Select the lines below containing the word "Escribe".

BEGIN Entries

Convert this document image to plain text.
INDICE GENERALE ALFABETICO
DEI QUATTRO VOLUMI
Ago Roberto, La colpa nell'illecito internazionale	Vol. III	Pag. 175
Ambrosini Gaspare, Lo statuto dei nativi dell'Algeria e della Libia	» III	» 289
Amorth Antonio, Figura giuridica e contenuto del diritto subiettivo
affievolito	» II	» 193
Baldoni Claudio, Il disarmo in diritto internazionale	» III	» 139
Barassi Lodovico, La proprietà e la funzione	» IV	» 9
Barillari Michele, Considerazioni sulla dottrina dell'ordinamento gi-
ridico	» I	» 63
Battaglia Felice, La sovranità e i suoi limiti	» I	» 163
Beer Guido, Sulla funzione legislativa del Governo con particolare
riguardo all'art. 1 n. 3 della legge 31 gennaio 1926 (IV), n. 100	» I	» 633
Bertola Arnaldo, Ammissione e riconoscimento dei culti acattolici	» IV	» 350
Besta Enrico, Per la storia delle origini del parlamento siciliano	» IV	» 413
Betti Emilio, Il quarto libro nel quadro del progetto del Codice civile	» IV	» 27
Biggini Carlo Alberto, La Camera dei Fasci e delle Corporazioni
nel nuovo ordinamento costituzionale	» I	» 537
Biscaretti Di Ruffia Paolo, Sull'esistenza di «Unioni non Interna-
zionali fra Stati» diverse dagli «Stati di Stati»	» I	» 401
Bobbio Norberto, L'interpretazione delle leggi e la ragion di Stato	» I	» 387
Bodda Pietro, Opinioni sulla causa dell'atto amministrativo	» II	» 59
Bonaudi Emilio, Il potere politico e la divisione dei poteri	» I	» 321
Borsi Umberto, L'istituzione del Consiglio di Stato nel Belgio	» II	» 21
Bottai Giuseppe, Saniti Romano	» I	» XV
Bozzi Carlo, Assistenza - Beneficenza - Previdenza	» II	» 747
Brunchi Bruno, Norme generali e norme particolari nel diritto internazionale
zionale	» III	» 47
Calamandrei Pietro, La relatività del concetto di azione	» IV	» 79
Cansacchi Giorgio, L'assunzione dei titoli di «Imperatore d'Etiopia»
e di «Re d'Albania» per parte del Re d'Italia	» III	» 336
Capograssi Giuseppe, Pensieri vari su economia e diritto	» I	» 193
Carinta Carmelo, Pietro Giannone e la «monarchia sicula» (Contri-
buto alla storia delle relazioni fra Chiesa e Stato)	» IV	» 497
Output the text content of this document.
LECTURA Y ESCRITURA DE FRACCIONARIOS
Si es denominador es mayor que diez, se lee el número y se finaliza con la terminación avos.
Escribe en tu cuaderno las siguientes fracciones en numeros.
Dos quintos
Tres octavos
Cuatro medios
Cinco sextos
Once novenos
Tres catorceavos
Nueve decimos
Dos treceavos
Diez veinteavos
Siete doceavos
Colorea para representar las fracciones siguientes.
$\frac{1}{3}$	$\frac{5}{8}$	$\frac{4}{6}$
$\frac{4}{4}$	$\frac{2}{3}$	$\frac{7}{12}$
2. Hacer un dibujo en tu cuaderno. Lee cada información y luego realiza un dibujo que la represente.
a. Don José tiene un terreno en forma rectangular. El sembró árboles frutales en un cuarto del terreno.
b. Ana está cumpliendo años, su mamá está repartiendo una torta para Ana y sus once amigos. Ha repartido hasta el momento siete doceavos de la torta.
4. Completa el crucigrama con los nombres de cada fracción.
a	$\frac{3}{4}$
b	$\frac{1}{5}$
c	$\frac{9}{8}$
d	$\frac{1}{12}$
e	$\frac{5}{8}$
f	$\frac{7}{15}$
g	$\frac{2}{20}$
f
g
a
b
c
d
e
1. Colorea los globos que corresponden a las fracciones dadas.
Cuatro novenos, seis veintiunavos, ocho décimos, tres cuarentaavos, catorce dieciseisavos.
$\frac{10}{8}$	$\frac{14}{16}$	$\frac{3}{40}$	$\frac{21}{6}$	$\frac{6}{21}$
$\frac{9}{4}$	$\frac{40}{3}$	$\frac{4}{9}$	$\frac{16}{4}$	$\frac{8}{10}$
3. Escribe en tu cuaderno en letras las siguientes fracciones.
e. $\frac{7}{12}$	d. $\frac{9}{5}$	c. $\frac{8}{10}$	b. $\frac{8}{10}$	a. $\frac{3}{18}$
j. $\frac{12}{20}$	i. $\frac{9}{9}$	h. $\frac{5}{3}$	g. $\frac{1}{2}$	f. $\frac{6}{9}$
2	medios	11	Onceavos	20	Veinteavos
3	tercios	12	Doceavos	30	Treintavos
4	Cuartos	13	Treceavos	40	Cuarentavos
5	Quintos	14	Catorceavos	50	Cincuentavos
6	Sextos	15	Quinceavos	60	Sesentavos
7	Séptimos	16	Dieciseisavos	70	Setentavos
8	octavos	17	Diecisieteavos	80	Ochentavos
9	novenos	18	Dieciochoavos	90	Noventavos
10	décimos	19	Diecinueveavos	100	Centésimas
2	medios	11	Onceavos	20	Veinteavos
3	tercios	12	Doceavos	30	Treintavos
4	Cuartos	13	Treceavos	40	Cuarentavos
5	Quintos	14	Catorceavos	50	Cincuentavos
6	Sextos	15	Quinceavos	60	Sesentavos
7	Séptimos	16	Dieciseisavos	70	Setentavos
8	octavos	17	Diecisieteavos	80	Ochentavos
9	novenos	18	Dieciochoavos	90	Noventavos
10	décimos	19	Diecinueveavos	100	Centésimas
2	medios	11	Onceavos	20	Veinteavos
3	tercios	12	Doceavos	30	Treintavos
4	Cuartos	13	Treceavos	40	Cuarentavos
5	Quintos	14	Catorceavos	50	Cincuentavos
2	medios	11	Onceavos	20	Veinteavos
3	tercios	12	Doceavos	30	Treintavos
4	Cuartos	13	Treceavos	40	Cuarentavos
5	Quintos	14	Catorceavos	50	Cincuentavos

END Entries

● **Right answer**
Escribe en tu cuaderno las siguientes fracciones en numeros.
3. Escribe en tu cuaderno en letras las siguientes fracciones.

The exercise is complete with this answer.